* Start RECORDS FOR THIS EXERCISE *

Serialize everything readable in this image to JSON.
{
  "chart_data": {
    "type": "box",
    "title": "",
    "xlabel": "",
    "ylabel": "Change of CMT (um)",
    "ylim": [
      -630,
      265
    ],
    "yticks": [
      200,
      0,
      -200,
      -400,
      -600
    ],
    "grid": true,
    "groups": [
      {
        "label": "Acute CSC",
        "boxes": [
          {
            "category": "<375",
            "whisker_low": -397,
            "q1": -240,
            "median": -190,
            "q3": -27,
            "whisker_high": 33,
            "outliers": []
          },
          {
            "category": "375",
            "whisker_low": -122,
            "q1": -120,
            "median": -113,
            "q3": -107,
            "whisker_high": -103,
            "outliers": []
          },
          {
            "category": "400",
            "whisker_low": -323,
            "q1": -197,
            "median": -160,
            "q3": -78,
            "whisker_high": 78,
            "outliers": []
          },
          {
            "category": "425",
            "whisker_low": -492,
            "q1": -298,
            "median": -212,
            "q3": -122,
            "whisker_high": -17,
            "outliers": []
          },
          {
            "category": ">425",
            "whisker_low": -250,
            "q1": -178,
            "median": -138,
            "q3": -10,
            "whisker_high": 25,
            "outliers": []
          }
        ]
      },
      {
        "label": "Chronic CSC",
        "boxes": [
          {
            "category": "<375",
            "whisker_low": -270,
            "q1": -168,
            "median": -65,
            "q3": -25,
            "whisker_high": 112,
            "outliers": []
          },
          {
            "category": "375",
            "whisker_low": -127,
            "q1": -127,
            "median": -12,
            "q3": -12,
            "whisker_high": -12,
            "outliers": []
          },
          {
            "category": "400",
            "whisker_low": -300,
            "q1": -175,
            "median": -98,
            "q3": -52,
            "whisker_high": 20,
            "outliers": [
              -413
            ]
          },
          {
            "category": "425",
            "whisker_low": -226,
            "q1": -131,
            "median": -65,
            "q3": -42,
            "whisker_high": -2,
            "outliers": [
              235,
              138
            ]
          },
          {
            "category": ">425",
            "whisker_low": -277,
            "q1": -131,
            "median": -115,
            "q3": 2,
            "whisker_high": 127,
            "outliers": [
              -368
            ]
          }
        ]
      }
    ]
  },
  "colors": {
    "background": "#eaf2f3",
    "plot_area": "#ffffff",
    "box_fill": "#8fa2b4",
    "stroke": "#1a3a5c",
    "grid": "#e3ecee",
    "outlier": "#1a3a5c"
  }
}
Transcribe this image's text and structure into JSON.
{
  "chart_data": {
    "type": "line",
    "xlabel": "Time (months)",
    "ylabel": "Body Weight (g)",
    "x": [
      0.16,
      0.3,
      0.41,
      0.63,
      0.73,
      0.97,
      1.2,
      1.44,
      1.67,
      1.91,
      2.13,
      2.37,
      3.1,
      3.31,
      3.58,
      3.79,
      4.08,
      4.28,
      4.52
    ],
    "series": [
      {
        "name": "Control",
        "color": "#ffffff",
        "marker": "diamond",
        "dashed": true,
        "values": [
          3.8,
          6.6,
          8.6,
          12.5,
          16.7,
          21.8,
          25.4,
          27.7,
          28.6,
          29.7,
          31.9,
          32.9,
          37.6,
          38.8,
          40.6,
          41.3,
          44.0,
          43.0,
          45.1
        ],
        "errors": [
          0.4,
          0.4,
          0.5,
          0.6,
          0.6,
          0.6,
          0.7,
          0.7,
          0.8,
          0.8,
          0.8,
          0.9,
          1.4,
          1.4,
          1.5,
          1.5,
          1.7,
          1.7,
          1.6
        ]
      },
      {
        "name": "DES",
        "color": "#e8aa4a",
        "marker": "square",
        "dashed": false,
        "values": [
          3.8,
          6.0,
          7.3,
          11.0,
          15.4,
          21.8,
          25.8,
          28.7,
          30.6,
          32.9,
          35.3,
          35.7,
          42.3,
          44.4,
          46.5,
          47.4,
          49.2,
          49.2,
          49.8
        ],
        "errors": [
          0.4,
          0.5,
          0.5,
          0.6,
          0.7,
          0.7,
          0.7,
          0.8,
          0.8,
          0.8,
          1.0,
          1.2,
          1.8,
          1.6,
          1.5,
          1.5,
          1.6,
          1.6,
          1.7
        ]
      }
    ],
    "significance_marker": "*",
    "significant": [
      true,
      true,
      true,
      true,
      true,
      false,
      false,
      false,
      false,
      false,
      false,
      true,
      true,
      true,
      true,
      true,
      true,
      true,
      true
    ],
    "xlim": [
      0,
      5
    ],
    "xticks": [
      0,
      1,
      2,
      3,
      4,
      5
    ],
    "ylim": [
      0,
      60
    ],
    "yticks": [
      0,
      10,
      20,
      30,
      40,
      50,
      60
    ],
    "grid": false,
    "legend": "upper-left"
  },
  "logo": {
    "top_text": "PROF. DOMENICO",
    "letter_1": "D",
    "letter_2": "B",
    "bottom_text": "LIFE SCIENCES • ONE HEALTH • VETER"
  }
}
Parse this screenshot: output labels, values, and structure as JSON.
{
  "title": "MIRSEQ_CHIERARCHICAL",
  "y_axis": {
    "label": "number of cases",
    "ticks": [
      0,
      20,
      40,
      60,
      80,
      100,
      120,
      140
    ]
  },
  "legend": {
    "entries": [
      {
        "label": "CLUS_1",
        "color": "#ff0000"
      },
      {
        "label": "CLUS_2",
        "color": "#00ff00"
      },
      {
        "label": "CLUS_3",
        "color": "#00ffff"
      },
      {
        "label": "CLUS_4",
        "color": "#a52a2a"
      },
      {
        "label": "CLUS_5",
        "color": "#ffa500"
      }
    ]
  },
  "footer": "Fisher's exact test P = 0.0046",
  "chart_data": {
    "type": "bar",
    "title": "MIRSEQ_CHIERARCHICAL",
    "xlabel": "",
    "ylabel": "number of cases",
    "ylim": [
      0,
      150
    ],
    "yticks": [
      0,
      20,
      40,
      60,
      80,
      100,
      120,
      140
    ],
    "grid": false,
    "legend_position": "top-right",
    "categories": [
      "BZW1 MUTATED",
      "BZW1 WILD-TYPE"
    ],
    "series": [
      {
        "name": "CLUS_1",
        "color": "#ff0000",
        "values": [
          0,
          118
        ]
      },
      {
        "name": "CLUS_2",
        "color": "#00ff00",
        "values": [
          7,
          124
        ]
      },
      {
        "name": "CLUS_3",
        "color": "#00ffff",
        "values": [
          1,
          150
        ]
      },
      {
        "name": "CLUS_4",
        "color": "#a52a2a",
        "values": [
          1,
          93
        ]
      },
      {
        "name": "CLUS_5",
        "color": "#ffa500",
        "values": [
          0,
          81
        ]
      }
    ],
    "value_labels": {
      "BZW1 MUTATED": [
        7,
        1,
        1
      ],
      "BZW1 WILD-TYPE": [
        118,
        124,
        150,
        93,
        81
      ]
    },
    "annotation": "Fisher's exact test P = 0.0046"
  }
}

* End RECORDS FOR THIS EXERCISE *

- [TASK STATEMENT] Extract the complete listing above, reproducing each line exactly.

- [WRITTEN RESPONSE]
Serialize everything readable in this image to JSON.
{
  "chart_data": {
    "type": "box",
    "title": "",
    "xlabel": "",
    "ylabel": "Change of CMT (um)",
    "ylim": [
      -630,
      265
    ],
    "yticks": [
      200,
      0,
      -200,
      -400,
      -600
    ],
    "grid": true,
    "groups": [
      {
        "label": "Acute CSC",
        "boxes": [
          {
            "category": "<375",
            "whisker_low": -397,
            "q1": -240,
            "median": -190,
            "q3": -27,
            "whisker_high": 33,
            "outliers": []
          },
          {
            "category": "375",
            "whisker_low": -122,
            "q1": -120,
            "median": -113,
            "q3": -107,
            "whisker_high": -103,
            "outliers": []
          },
          {
            "category": "400",
            "whisker_low": -323,
            "q1": -197,
            "median": -160,
            "q3": -78,
            "whisker_high": 78,
            "outliers": []
          },
          {
            "category": "425",
            "whisker_low": -492,
            "q1": -298,
            "median": -212,
            "q3": -122,
            "whisker_high": -17,
            "outliers": []
          },
          {
            "category": ">425",
            "whisker_low": -250,
            "q1": -178,
            "median": -138,
            "q3": -10,
            "whisker_high": 25,
            "outliers": []
          }
        ]
      },
      {
        "label": "Chronic CSC",
        "boxes": [
          {
            "category": "<375",
            "whisker_low": -270,
            "q1": -168,
            "median": -65,
            "q3": -25,
            "whisker_high": 112,
            "outliers": []
          },
          {
            "category": "375",
            "whisker_low": -127,
            "q1": -127,
            "median": -12,
            "q3": -12,
            "whisker_high": -12,
            "outliers": []
          },
          {
            "category": "400",
            "whisker_low": -300,
            "q1": -175,
            "median": -98,
            "q3": -52,
            "whisker_high": 20,
            "outliers": [
              -413
            ]
          },
          {
            "category": "425",
            "whisker_low": -226,
            "q1": -131,
            "median": -65,
            "q3": -42,
            "whisker_high": -2,
            "outliers": [
              235,
              138
            ]
          },
          {
            "category": ">425",
            "whisker_low": -277,
            "q1": -131,
            "median": -115,
            "q3": 2,
            "whisker_high": 127,
            "outliers": [
              -368
            ]
          }
        ]
      }
    ]
  },
  "colors": {
    "background": "#eaf2f3",
    "plot_area": "#ffffff",
    "box_fill": "#8fa2b4",
    "stroke": "#1a3a5c",
    "grid": "#e3ecee",
    "outlier": "#1a3a5c"
  }
}
Transcribe this image's text and structure into JSON.
{
  "chart_data": {
    "type": "line",
    "xlabel": "Time (months)",
    "ylabel": "Body Weight (g)",
    "x": [
      0.16,
      0.3,
      0.41,
      0.63,
      0.73,
      0.97,
      1.2,
      1.44,
      1.67,
      1.91,
      2.13,
      2.37,
      3.1,
      3.31,
      3.58,
      3.79,
      4.08,
      4.28,
      4.52
    ],
    "series": [
      {
        "name": "Control",
        "color": "#ffffff",
        "marker": "diamond",
        "dashed": true,
        "values": [
          3.8,
          6.6,
          8.6,
          12.5,
          16.7,
          21.8,
          25.4,
          27.7,
          28.6,
          29.7,
          31.9,
          32.9,
          37.6,
          38.8,
          40.6,
          41.3,
          44.0,
          43.0,
          45.1
        ],
        "errors": [
          0.4,
          0.4,
          0.5,
          0.6,
          0.6,
          0.6,
          0.7,
          0.7,
          0.8,
          0.8,
          0.8,
          0.9,
          1.4,
          1.4,
          1.5,
          1.5,
          1.7,
          1.7,
          1.6
        ]
      },
      {
        "name": "DES",
        "color": "#e8aa4a",
        "marker": "square",
        "dashed": false,
        "values": [
          3.8,
          6.0,
          7.3,
          11.0,
          15.4,
          21.8,
          25.8,
          28.7,
          30.6,
          32.9,
          35.3,
          35.7,
          42.3,
          44.4,
          46.5,
          47.4,
          49.2,
          49.2,
          49.8
        ],
        "errors": [
          0.4,
          0.5,
          0.5,
          0.6,
          0.7,
          0.7,
          0.7,
          0.8,
          0.8,
          0.8,
          1.0,
          1.2,
          1.8,
          1.6,
          1.5,
          1.5,
          1.6,
          1.6,
          1.7
        ]
      }
    ],
    "significance_marker": "*",
    "significant": [
      true,
      true,
      true,
      true,
      true,
      false,
      false,
      false,
      false,
      false,
      false,
      true,
      true,
      true,
      true,
      true,
      true,
      true,
      true
    ],
    "xlim": [
      0,
      5
    ],
    "xticks": [
      0,
      1,
      2,
      3,
      4,
      5
    ],
    "ylim": [
      0,
      60
    ],
    "yticks": [
      0,
      10,
      20,
      30,
      40,
      50,
      60
    ],
    "grid": false,
    "legend": "upper-left"
  },
  "logo": {
    "top_text": "PROF. DOMENICO",
    "letter_1": "D",
    "letter_2": "B",
    "bottom_text": "LIFE SCIENCES • ONE HEALTH • VETER"
  }
}
Parse this screenshot: output labels, values, and structure as JSON.
{
  "title": "MIRSEQ_CHIERARCHICAL",
  "y_axis": {
    "label": "number of cases",
    "ticks": [
      0,
      20,
      40,
      60,
      80,
      100,
      120,
      140
    ]
  },
  "legend": {
    "entries": [
      {
        "label": "CLUS_1",
        "color": "#ff0000"
      },
      {
        "label": "CLUS_2",
        "color": "#00ff00"
      },
      {
        "label": "CLUS_3",
        "color": "#00ffff"
      },
      {
        "label": "CLUS_4",
        "color": "#a52a2a"
      },
      {
        "label": "CLUS_5",
        "color": "#ffa500"
      }
    ]
  },
  "footer": "Fisher's exact test P = 0.0046",
  "chart_data": {
    "type": "bar",
    "title": "MIRSEQ_CHIERARCHICAL",
    "xlabel": "",
    "ylabel": "number of cases",
    "ylim": [
      0,
      150
    ],
    "yticks": [
      0,
      20,
      40,
      60,
      80,
      100,
      120,
      140
    ],
    "grid": false,
    "legend_position": "top-right",
    "categories": [
      "BZW1 MUTATED",
      "BZW1 WILD-TYPE"
    ],
    "series": [
      {
        "name": "CLUS_1",
        "color": "#ff0000",
        "values": [
          0,
          118
        ]
      },
      {
        "name": "CLUS_2",
        "color": "#00ff00",
        "values": [
          7,
          124
        ]
      },
      {
        "name": "CLUS_3",
        "color": "#00ffff",
        "values": [
          1,
          150
        ]
      },
      {
        "name": "CLUS_4",
        "color": "#a52a2a",
        "values": [
          1,
          93
        ]
      },
      {
        "name": "CLUS_5",
        "color": "#ffa500",
        "values": [
          0,
          81
        ]
      }
    ],
    "value_labels": {
      "BZW1 MUTATED": [
        7,
        1,
        1
      ],
      "BZW1 WILD-TYPE": [
        118,
        124,
        150,
        93,
        81
      ]
    },
    "annotation": "Fisher's exact test P = 0.0046"
  }
}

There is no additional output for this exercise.